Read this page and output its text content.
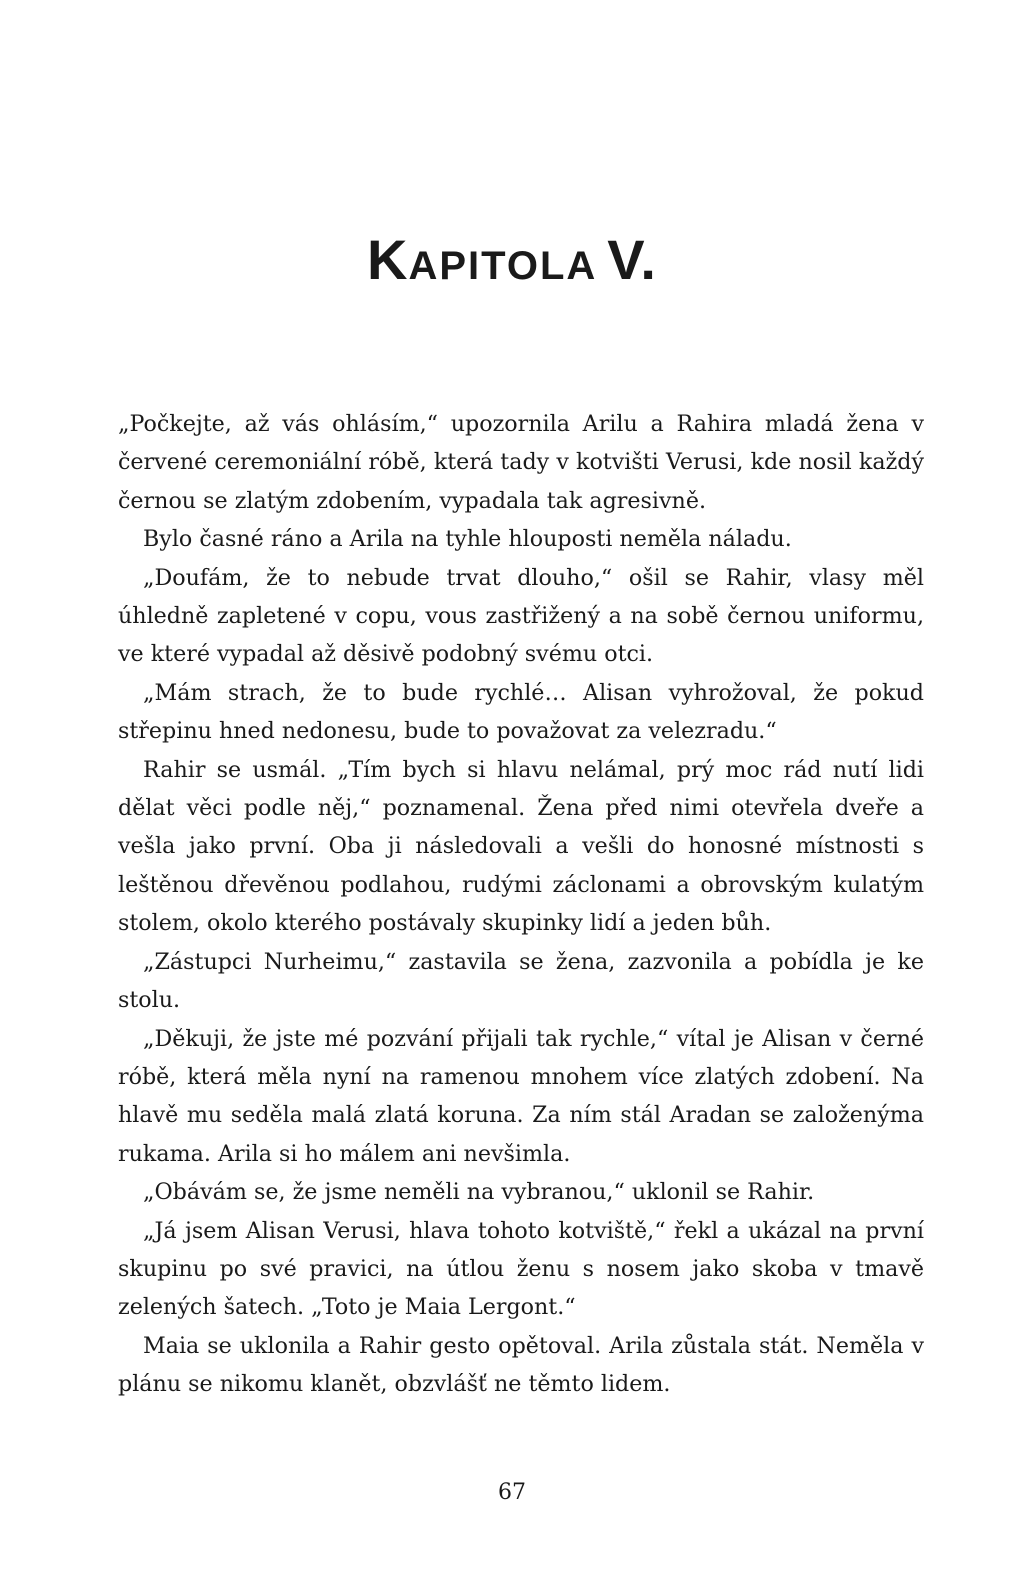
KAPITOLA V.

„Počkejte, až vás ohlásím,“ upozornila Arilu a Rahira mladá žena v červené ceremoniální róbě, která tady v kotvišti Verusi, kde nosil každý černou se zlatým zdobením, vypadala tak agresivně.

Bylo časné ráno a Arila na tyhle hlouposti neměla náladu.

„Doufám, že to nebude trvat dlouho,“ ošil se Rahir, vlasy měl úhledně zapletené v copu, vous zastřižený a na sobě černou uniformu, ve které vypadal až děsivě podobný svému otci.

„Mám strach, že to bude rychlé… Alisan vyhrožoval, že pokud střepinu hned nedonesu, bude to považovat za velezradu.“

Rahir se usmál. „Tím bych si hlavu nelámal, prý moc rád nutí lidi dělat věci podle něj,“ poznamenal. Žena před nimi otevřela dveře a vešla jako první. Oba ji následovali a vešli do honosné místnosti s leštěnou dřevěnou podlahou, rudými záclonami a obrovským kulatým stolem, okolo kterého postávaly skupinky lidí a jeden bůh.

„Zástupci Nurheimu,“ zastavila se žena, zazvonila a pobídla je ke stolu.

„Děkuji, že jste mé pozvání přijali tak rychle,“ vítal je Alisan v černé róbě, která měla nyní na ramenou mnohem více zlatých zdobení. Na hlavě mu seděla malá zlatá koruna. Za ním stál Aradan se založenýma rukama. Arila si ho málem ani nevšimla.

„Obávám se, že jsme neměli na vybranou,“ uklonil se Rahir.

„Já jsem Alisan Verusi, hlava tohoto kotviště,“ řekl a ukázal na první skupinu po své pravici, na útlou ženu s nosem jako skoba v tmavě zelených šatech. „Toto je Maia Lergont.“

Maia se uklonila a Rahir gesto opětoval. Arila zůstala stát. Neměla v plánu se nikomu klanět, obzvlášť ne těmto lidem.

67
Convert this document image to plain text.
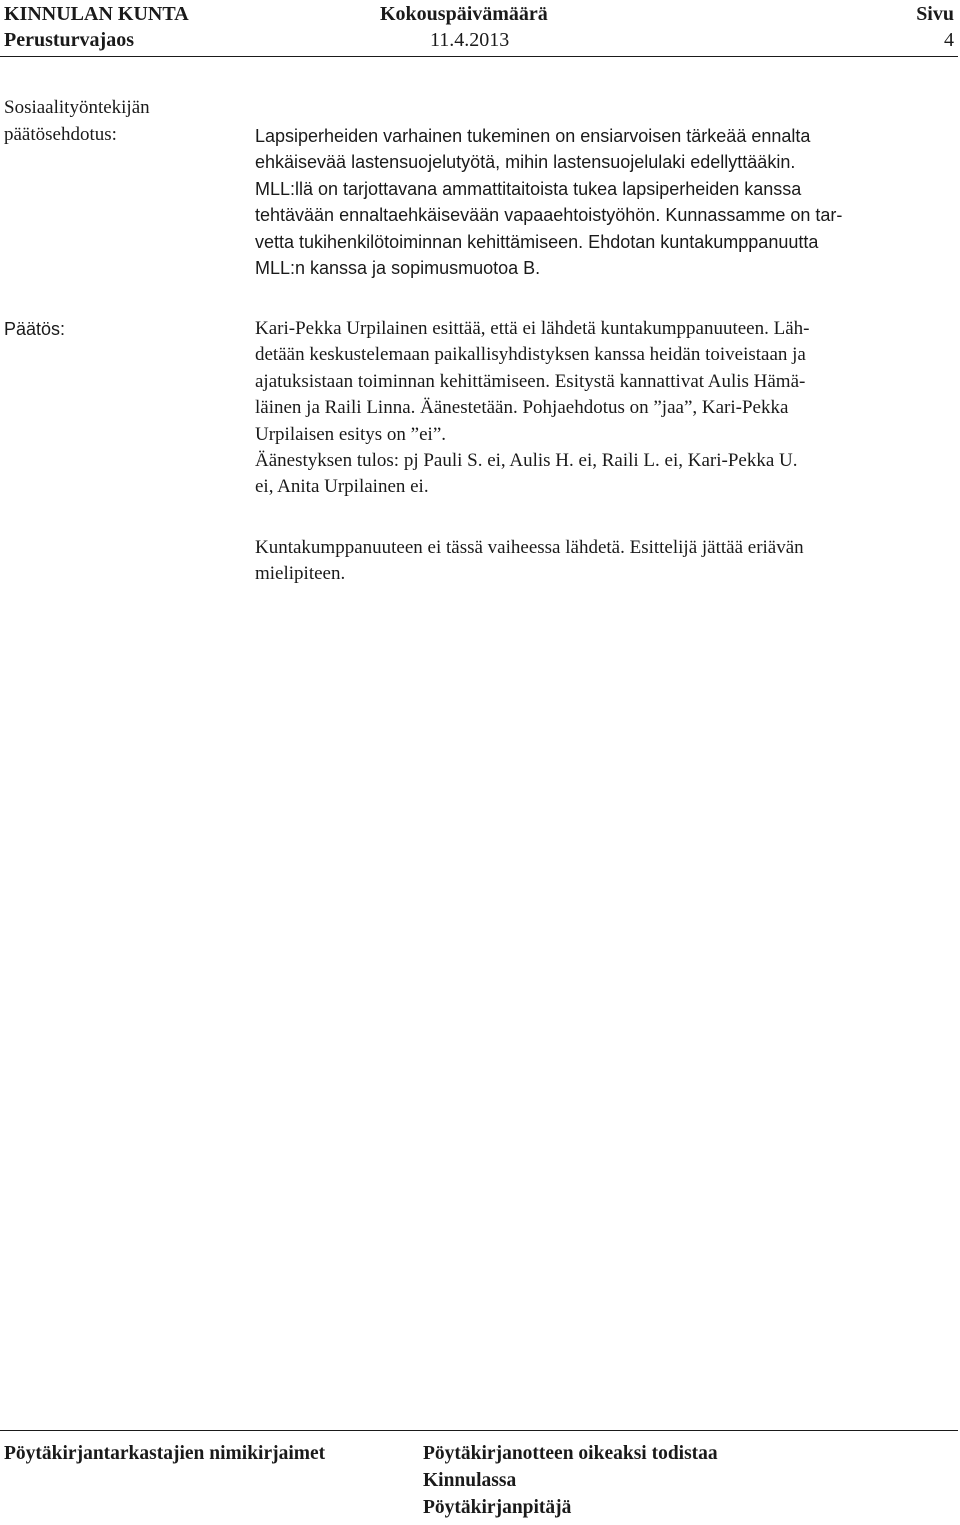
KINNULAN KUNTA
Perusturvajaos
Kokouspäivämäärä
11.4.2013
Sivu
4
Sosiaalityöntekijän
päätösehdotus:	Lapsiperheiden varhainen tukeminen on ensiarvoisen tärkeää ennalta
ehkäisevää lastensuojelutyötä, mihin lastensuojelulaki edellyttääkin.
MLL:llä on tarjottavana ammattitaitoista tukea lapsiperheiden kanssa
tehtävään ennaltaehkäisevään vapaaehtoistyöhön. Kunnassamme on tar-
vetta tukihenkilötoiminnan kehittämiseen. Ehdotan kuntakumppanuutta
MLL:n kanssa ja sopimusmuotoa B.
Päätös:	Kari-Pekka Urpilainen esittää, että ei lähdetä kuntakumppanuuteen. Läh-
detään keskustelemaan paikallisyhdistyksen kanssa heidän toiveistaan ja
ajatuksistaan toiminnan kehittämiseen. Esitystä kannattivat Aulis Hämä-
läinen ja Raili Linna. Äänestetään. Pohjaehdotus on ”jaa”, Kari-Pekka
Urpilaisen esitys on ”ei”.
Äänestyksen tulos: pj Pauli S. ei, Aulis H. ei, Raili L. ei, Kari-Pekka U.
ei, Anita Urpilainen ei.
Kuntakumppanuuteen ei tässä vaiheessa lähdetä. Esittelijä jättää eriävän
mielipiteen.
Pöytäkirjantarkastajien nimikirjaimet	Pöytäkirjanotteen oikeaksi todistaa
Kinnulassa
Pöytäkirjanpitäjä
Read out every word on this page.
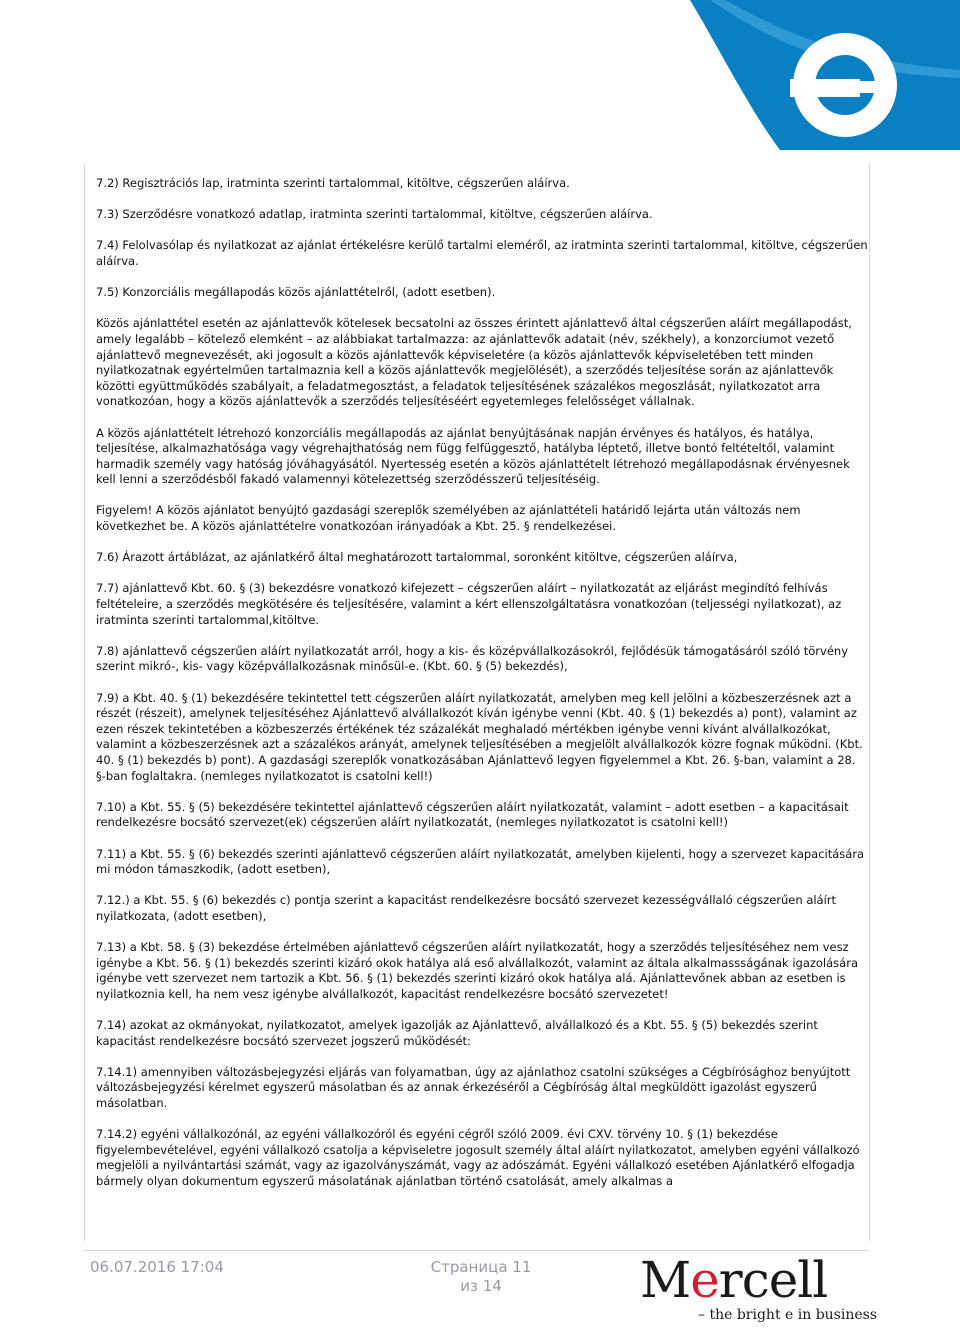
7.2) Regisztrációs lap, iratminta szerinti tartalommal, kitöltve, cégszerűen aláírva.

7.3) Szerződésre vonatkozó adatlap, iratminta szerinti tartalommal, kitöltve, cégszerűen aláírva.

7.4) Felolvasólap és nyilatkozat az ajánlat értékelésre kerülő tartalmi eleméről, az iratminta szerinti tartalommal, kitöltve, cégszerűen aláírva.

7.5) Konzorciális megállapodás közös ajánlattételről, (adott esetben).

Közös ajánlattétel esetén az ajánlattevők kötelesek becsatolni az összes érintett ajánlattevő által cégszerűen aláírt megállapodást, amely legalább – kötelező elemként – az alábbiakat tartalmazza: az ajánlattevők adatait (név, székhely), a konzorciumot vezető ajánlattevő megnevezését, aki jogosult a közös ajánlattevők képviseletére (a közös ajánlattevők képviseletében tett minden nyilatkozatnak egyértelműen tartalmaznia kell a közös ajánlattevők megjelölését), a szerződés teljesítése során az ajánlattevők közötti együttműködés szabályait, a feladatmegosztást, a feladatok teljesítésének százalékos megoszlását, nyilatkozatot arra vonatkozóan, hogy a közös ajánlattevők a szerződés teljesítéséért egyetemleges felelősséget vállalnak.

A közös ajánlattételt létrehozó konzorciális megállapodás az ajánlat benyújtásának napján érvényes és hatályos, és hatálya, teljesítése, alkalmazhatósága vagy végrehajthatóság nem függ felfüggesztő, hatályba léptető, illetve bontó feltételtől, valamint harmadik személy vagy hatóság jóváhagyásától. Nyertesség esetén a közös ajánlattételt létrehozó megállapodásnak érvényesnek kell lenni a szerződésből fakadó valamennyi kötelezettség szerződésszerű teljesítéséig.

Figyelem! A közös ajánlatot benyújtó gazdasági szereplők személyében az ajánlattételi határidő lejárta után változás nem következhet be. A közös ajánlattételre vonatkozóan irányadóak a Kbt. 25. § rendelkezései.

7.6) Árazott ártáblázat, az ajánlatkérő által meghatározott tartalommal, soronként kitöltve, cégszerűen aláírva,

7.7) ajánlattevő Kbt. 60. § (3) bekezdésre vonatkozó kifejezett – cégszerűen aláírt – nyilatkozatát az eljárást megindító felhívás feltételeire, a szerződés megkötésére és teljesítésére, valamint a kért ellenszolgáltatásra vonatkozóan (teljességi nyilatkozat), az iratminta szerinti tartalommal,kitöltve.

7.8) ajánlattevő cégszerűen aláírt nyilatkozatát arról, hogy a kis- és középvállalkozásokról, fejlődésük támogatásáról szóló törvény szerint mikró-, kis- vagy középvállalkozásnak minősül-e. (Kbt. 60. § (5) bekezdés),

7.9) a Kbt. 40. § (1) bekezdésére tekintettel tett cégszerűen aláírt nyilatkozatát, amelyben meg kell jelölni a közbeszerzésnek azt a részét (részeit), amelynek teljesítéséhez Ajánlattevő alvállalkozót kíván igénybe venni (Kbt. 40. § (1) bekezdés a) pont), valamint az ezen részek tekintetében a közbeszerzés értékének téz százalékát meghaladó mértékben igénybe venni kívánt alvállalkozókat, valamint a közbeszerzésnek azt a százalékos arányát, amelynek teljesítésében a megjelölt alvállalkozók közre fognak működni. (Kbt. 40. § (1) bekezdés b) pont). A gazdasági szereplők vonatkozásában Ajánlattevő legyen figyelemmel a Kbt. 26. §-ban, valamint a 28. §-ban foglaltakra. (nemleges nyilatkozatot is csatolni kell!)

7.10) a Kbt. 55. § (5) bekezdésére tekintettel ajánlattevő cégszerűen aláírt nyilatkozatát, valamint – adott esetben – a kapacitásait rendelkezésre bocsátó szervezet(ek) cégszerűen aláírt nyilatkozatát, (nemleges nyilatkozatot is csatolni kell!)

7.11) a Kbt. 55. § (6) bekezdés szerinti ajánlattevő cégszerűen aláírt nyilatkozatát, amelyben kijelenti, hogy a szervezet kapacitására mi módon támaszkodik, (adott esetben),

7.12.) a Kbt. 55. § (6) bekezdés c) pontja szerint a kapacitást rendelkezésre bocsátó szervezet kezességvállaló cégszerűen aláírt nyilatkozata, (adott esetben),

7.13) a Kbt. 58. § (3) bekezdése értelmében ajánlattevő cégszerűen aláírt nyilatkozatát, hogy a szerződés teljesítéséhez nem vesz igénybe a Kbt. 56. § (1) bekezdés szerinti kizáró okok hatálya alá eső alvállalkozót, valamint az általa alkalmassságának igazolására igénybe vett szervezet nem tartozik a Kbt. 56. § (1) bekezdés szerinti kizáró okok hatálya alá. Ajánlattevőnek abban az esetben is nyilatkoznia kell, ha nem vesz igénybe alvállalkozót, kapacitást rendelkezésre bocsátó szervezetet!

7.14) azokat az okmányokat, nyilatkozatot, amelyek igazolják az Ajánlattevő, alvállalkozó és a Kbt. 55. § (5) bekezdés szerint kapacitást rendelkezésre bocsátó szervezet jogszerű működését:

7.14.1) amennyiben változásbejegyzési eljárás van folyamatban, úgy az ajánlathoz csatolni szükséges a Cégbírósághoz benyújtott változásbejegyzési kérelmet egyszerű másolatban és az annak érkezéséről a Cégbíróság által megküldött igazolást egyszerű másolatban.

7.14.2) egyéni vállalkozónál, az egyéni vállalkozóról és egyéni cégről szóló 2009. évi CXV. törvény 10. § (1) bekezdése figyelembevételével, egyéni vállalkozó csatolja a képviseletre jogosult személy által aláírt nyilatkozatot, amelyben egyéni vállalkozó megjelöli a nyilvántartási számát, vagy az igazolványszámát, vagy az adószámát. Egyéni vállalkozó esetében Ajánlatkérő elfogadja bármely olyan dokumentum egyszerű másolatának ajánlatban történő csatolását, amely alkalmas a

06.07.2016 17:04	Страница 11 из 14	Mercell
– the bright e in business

TASK DESCRIPTION: Pick out each line containing "text" and report it.

SOLUTION FOR THIS PROBLEM:
Read this page and output its text content.
Convert this document image to plain text.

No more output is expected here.